* _Task requirements_
Return every line below as is, leaving out the pictures.

Data entries for graphics:
— Begin —
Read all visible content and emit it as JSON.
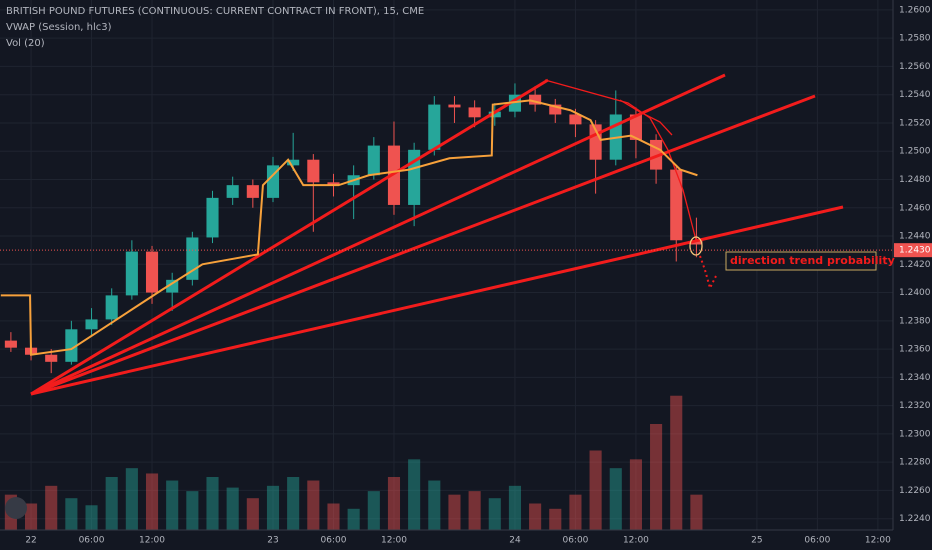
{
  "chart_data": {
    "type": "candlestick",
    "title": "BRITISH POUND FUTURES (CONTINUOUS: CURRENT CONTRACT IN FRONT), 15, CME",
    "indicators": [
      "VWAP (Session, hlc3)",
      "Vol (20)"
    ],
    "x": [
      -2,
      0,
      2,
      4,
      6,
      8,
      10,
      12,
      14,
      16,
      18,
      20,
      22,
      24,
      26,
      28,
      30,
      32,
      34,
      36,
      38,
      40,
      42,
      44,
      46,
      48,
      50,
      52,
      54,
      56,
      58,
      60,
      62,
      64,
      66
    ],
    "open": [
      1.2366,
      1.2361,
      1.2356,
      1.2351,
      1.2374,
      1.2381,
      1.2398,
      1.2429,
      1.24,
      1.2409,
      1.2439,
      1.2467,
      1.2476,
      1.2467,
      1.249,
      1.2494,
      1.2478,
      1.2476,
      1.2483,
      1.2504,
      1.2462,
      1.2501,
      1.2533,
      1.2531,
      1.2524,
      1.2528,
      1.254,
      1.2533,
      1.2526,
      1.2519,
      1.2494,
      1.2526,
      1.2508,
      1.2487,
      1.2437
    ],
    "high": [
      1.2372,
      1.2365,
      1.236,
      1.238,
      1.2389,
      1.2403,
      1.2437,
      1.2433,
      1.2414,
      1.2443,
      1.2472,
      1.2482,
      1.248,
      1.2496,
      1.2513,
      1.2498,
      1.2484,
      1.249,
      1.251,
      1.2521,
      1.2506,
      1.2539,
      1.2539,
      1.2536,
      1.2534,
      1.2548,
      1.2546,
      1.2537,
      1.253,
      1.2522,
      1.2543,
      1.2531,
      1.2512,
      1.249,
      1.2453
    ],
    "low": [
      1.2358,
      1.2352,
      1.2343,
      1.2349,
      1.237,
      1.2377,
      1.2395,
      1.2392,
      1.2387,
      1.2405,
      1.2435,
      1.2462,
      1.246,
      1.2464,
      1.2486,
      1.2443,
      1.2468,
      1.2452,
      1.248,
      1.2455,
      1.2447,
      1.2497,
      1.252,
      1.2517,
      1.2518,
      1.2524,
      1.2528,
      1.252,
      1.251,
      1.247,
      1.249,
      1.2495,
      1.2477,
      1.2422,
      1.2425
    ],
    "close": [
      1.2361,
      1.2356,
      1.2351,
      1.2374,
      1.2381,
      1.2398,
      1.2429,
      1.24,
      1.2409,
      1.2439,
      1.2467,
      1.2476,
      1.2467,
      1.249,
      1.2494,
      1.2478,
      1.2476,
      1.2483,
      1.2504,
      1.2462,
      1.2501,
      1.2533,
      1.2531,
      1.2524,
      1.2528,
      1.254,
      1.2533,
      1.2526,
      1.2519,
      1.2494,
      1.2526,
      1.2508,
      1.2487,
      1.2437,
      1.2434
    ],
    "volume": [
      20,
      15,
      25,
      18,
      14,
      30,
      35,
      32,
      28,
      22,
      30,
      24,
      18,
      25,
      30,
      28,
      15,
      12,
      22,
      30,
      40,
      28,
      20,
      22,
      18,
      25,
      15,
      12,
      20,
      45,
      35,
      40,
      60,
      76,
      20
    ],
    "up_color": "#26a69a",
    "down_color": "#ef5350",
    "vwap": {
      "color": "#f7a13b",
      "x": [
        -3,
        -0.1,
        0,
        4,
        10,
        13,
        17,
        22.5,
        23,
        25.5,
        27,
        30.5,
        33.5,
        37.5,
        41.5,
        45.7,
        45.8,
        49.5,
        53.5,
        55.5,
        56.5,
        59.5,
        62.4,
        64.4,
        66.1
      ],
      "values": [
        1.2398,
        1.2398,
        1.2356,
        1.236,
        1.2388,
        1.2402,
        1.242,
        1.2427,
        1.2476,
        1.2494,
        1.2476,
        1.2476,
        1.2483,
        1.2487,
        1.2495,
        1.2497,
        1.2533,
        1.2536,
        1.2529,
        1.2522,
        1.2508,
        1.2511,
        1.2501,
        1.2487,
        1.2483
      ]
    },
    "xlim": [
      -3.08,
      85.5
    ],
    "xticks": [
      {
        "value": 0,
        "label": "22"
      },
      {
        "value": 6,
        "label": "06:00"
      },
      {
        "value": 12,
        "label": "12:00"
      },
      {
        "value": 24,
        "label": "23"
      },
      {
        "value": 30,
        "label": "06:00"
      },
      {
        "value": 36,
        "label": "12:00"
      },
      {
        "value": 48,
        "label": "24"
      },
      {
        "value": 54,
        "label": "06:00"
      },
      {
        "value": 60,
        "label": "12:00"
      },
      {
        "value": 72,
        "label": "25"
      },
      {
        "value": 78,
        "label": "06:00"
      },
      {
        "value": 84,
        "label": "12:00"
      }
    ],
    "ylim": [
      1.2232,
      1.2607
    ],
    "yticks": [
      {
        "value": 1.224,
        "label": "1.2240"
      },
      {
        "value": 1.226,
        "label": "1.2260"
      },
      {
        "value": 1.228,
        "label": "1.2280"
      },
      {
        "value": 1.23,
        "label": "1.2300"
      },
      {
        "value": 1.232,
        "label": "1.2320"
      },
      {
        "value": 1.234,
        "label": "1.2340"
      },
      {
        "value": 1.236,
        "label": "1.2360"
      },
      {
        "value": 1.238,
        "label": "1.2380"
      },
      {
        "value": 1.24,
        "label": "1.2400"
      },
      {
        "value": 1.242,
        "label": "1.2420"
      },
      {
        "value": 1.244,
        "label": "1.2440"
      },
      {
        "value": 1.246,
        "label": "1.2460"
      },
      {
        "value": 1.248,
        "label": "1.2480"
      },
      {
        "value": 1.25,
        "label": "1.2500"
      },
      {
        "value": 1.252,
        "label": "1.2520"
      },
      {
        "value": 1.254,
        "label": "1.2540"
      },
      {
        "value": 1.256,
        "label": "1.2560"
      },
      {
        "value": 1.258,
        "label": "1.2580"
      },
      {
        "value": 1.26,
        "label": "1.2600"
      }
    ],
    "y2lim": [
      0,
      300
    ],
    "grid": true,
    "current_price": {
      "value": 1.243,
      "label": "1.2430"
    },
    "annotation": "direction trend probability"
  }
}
— End —
* _Exercise solution_
Read all visible content and emit it as JSON.
{
  "chart_data": {
    "type": "candlestick",
    "title": "BRITISH POUND FUTURES (CONTINUOUS: CURRENT CONTRACT IN FRONT), 15, CME",
    "indicators": [
      "VWAP (Session, hlc3)",
      "Vol (20)"
    ],
    "x": [
      -2,
      0,
      2,
      4,
      6,
      8,
      10,
      12,
      14,
      16,
      18,
      20,
      22,
      24,
      26,
      28,
      30,
      32,
      34,
      36,
      38,
      40,
      42,
      44,
      46,
      48,
      50,
      52,
      54,
      56,
      58,
      60,
      62,
      64,
      66
    ],
    "open": [
      1.2366,
      1.2361,
      1.2356,
      1.2351,
      1.2374,
      1.2381,
      1.2398,
      1.2429,
      1.24,
      1.2409,
      1.2439,
      1.2467,
      1.2476,
      1.2467,
      1.249,
      1.2494,
      1.2478,
      1.2476,
      1.2483,
      1.2504,
      1.2462,
      1.2501,
      1.2533,
      1.2531,
      1.2524,
      1.2528,
      1.254,
      1.2533,
      1.2526,
      1.2519,
      1.2494,
      1.2526,
      1.2508,
      1.2487,
      1.2437
    ],
    "high": [
      1.2372,
      1.2365,
      1.236,
      1.238,
      1.2389,
      1.2403,
      1.2437,
      1.2433,
      1.2414,
      1.2443,
      1.2472,
      1.2482,
      1.248,
      1.2496,
      1.2513,
      1.2498,
      1.2484,
      1.249,
      1.251,
      1.2521,
      1.2506,
      1.2539,
      1.2539,
      1.2536,
      1.2534,
      1.2548,
      1.2546,
      1.2537,
      1.253,
      1.2522,
      1.2543,
      1.2531,
      1.2512,
      1.249,
      1.2453
    ],
    "low": [
      1.2358,
      1.2352,
      1.2343,
      1.2349,
      1.237,
      1.2377,
      1.2395,
      1.2392,
      1.2387,
      1.2405,
      1.2435,
      1.2462,
      1.246,
      1.2464,
      1.2486,
      1.2443,
      1.2468,
      1.2452,
      1.248,
      1.2455,
      1.2447,
      1.2497,
      1.252,
      1.2517,
      1.2518,
      1.2524,
      1.2528,
      1.252,
      1.251,
      1.247,
      1.249,
      1.2495,
      1.2477,
      1.2422,
      1.2425
    ],
    "close": [
      1.2361,
      1.2356,
      1.2351,
      1.2374,
      1.2381,
      1.2398,
      1.2429,
      1.24,
      1.2409,
      1.2439,
      1.2467,
      1.2476,
      1.2467,
      1.249,
      1.2494,
      1.2478,
      1.2476,
      1.2483,
      1.2504,
      1.2462,
      1.2501,
      1.2533,
      1.2531,
      1.2524,
      1.2528,
      1.254,
      1.2533,
      1.2526,
      1.2519,
      1.2494,
      1.2526,
      1.2508,
      1.2487,
      1.2437,
      1.2434
    ],
    "volume": [
      20,
      15,
      25,
      18,
      14,
      30,
      35,
      32,
      28,
      22,
      30,
      24,
      18,
      25,
      30,
      28,
      15,
      12,
      22,
      30,
      40,
      28,
      20,
      22,
      18,
      25,
      15,
      12,
      20,
      45,
      35,
      40,
      60,
      76,
      20
    ],
    "up_color": "#26a69a",
    "down_color": "#ef5350",
    "vwap": {
      "color": "#f7a13b",
      "x": [
        -3,
        -0.1,
        0,
        4,
        10,
        13,
        17,
        22.5,
        23,
        25.5,
        27,
        30.5,
        33.5,
        37.5,
        41.5,
        45.7,
        45.8,
        49.5,
        53.5,
        55.5,
        56.5,
        59.5,
        62.4,
        64.4,
        66.1
      ],
      "values": [
        1.2398,
        1.2398,
        1.2356,
        1.236,
        1.2388,
        1.2402,
        1.242,
        1.2427,
        1.2476,
        1.2494,
        1.2476,
        1.2476,
        1.2483,
        1.2487,
        1.2495,
        1.2497,
        1.2533,
        1.2536,
        1.2529,
        1.2522,
        1.2508,
        1.2511,
        1.2501,
        1.2487,
        1.2483
      ]
    },
    "xlim": [
      -3.08,
      85.5
    ],
    "xticks": [
      {
        "value": 0,
        "label": "22"
      },
      {
        "value": 6,
        "label": "06:00"
      },
      {
        "value": 12,
        "label": "12:00"
      },
      {
        "value": 24,
        "label": "23"
      },
      {
        "value": 30,
        "label": "06:00"
      },
      {
        "value": 36,
        "label": "12:00"
      },
      {
        "value": 48,
        "label": "24"
      },
      {
        "value": 54,
        "label": "06:00"
      },
      {
        "value": 60,
        "label": "12:00"
      },
      {
        "value": 72,
        "label": "25"
      },
      {
        "value": 78,
        "label": "06:00"
      },
      {
        "value": 84,
        "label": "12:00"
      }
    ],
    "ylim": [
      1.2232,
      1.2607
    ],
    "yticks": [
      {
        "value": 1.224,
        "label": "1.2240"
      },
      {
        "value": 1.226,
        "label": "1.2260"
      },
      {
        "value": 1.228,
        "label": "1.2280"
      },
      {
        "value": 1.23,
        "label": "1.2300"
      },
      {
        "value": 1.232,
        "label": "1.2320"
      },
      {
        "value": 1.234,
        "label": "1.2340"
      },
      {
        "value": 1.236,
        "label": "1.2360"
      },
      {
        "value": 1.238,
        "label": "1.2380"
      },
      {
        "value": 1.24,
        "label": "1.2400"
      },
      {
        "value": 1.242,
        "label": "1.2420"
      },
      {
        "value": 1.244,
        "label": "1.2440"
      },
      {
        "value": 1.246,
        "label": "1.2460"
      },
      {
        "value": 1.248,
        "label": "1.2480"
      },
      {
        "value": 1.25,
        "label": "1.2500"
      },
      {
        "value": 1.252,
        "label": "1.2520"
      },
      {
        "value": 1.254,
        "label": "1.2540"
      },
      {
        "value": 1.256,
        "label": "1.2560"
      },
      {
        "value": 1.258,
        "label": "1.2580"
      },
      {
        "value": 1.26,
        "label": "1.2600"
      }
    ],
    "y2lim": [
      0,
      300
    ],
    "grid": true,
    "current_price": {
      "value": 1.243,
      "label": "1.2430"
    },
    "annotation": "direction trend probability"
  }
}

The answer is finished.